[START Records for the task]

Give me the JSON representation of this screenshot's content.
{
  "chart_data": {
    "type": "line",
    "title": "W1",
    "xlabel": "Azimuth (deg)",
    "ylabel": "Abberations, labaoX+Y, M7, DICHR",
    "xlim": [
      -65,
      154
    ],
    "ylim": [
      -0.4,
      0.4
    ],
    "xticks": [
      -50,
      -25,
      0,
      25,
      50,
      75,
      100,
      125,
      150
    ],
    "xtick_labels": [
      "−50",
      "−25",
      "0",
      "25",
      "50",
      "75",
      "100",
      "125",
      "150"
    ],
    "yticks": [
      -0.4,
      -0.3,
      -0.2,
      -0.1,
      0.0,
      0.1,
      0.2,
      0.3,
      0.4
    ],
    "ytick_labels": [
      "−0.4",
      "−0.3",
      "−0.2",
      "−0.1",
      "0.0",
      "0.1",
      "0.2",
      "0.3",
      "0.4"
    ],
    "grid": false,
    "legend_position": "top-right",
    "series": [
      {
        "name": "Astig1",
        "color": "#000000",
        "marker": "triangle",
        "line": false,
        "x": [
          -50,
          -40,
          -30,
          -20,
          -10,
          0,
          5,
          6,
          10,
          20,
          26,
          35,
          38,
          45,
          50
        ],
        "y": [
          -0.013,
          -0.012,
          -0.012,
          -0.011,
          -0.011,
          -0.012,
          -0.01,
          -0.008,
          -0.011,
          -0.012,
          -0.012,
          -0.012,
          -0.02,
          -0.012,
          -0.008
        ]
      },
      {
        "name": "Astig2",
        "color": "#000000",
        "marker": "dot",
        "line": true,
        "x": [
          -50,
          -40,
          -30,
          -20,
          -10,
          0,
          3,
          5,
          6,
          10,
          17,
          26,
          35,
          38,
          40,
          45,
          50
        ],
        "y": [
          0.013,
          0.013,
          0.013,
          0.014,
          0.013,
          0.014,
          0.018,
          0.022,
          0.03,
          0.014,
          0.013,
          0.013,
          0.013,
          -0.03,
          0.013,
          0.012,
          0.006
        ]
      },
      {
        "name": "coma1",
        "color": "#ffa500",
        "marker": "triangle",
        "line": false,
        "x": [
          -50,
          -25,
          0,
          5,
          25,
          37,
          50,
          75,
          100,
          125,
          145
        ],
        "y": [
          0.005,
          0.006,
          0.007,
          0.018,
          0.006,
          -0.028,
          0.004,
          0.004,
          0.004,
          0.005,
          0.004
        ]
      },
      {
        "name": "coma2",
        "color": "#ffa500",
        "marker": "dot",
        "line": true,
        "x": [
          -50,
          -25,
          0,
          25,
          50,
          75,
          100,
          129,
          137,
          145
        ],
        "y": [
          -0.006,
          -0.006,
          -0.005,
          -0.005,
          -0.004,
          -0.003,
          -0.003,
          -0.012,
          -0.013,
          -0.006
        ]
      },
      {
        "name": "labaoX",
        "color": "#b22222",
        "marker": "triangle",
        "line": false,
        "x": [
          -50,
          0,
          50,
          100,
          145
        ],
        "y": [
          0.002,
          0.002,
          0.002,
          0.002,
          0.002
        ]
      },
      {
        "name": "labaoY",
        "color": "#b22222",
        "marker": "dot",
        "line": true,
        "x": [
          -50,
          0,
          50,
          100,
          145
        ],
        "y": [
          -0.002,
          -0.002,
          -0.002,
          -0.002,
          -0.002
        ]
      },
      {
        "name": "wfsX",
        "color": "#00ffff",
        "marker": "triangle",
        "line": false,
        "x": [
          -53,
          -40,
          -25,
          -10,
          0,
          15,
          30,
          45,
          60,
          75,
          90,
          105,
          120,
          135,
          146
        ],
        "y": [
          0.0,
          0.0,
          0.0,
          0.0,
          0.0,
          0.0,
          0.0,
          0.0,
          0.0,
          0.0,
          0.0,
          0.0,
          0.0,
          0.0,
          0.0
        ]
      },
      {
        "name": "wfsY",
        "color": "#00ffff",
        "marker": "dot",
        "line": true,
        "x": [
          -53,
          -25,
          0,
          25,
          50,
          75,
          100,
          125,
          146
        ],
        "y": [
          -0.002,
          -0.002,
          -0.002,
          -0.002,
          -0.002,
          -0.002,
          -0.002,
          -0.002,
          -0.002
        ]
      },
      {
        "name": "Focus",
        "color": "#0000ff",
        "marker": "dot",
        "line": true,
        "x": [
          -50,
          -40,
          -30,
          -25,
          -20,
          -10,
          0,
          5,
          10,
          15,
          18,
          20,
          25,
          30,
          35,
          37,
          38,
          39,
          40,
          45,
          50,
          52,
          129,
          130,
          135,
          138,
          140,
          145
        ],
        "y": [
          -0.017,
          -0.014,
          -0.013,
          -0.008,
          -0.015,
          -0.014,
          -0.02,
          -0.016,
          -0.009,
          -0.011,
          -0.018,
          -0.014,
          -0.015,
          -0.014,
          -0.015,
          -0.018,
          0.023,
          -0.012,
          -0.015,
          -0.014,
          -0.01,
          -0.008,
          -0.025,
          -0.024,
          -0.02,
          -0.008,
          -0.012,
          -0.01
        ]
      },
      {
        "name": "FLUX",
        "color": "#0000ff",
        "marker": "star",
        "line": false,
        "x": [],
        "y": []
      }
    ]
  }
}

[END Records for the task]

▸ What you should do
Quote all the records. Keep every word exact.

▸ Output of the exercise
Give me the JSON representation of this screenshot's content.
{
  "chart_data": {
    "type": "line",
    "title": "W1",
    "xlabel": "Azimuth (deg)",
    "ylabel": "Abberations, labaoX+Y, M7, DICHR",
    "xlim": [
      -65,
      154
    ],
    "ylim": [
      -0.4,
      0.4
    ],
    "xticks": [
      -50,
      -25,
      0,
      25,
      50,
      75,
      100,
      125,
      150
    ],
    "xtick_labels": [
      "−50",
      "−25",
      "0",
      "25",
      "50",
      "75",
      "100",
      "125",
      "150"
    ],
    "yticks": [
      -0.4,
      -0.3,
      -0.2,
      -0.1,
      0.0,
      0.1,
      0.2,
      0.3,
      0.4
    ],
    "ytick_labels": [
      "−0.4",
      "−0.3",
      "−0.2",
      "−0.1",
      "0.0",
      "0.1",
      "0.2",
      "0.3",
      "0.4"
    ],
    "grid": false,
    "legend_position": "top-right",
    "series": [
      {
        "name": "Astig1",
        "color": "#000000",
        "marker": "triangle",
        "line": false,
        "x": [
          -50,
          -40,
          -30,
          -20,
          -10,
          0,
          5,
          6,
          10,
          20,
          26,
          35,
          38,
          45,
          50
        ],
        "y": [
          -0.013,
          -0.012,
          -0.012,
          -0.011,
          -0.011,
          -0.012,
          -0.01,
          -0.008,
          -0.011,
          -0.012,
          -0.012,
          -0.012,
          -0.02,
          -0.012,
          -0.008
        ]
      },
      {
        "name": "Astig2",
        "color": "#000000",
        "marker": "dot",
        "line": true,
        "x": [
          -50,
          -40,
          -30,
          -20,
          -10,
          0,
          3,
          5,
          6,
          10,
          17,
          26,
          35,
          38,
          40,
          45,
          50
        ],
        "y": [
          0.013,
          0.013,
          0.013,
          0.014,
          0.013,
          0.014,
          0.018,
          0.022,
          0.03,
          0.014,
          0.013,
          0.013,
          0.013,
          -0.03,
          0.013,
          0.012,
          0.006
        ]
      },
      {
        "name": "coma1",
        "color": "#ffa500",
        "marker": "triangle",
        "line": false,
        "x": [
          -50,
          -25,
          0,
          5,
          25,
          37,
          50,
          75,
          100,
          125,
          145
        ],
        "y": [
          0.005,
          0.006,
          0.007,
          0.018,
          0.006,
          -0.028,
          0.004,
          0.004,
          0.004,
          0.005,
          0.004
        ]
      },
      {
        "name": "coma2",
        "color": "#ffa500",
        "marker": "dot",
        "line": true,
        "x": [
          -50,
          -25,
          0,
          25,
          50,
          75,
          100,
          129,
          137,
          145
        ],
        "y": [
          -0.006,
          -0.006,
          -0.005,
          -0.005,
          -0.004,
          -0.003,
          -0.003,
          -0.012,
          -0.013,
          -0.006
        ]
      },
      {
        "name": "labaoX",
        "color": "#b22222",
        "marker": "triangle",
        "line": false,
        "x": [
          -50,
          0,
          50,
          100,
          145
        ],
        "y": [
          0.002,
          0.002,
          0.002,
          0.002,
          0.002
        ]
      },
      {
        "name": "labaoY",
        "color": "#b22222",
        "marker": "dot",
        "line": true,
        "x": [
          -50,
          0,
          50,
          100,
          145
        ],
        "y": [
          -0.002,
          -0.002,
          -0.002,
          -0.002,
          -0.002
        ]
      },
      {
        "name": "wfsX",
        "color": "#00ffff",
        "marker": "triangle",
        "line": false,
        "x": [
          -53,
          -40,
          -25,
          -10,
          0,
          15,
          30,
          45,
          60,
          75,
          90,
          105,
          120,
          135,
          146
        ],
        "y": [
          0.0,
          0.0,
          0.0,
          0.0,
          0.0,
          0.0,
          0.0,
          0.0,
          0.0,
          0.0,
          0.0,
          0.0,
          0.0,
          0.0,
          0.0
        ]
      },
      {
        "name": "wfsY",
        "color": "#00ffff",
        "marker": "dot",
        "line": true,
        "x": [
          -53,
          -25,
          0,
          25,
          50,
          75,
          100,
          125,
          146
        ],
        "y": [
          -0.002,
          -0.002,
          -0.002,
          -0.002,
          -0.002,
          -0.002,
          -0.002,
          -0.002,
          -0.002
        ]
      },
      {
        "name": "Focus",
        "color": "#0000ff",
        "marker": "dot",
        "line": true,
        "x": [
          -50,
          -40,
          -30,
          -25,
          -20,
          -10,
          0,
          5,
          10,
          15,
          18,
          20,
          25,
          30,
          35,
          37,
          38,
          39,
          40,
          45,
          50,
          52,
          129,
          130,
          135,
          138,
          140,
          145
        ],
        "y": [
          -0.017,
          -0.014,
          -0.013,
          -0.008,
          -0.015,
          -0.014,
          -0.02,
          -0.016,
          -0.009,
          -0.011,
          -0.018,
          -0.014,
          -0.015,
          -0.014,
          -0.015,
          -0.018,
          0.023,
          -0.012,
          -0.015,
          -0.014,
          -0.01,
          -0.008,
          -0.025,
          -0.024,
          -0.02,
          -0.008,
          -0.012,
          -0.01
        ]
      },
      {
        "name": "FLUX",
        "color": "#0000ff",
        "marker": "star",
        "line": false,
        "x": [],
        "y": []
      }
    ]
  }
}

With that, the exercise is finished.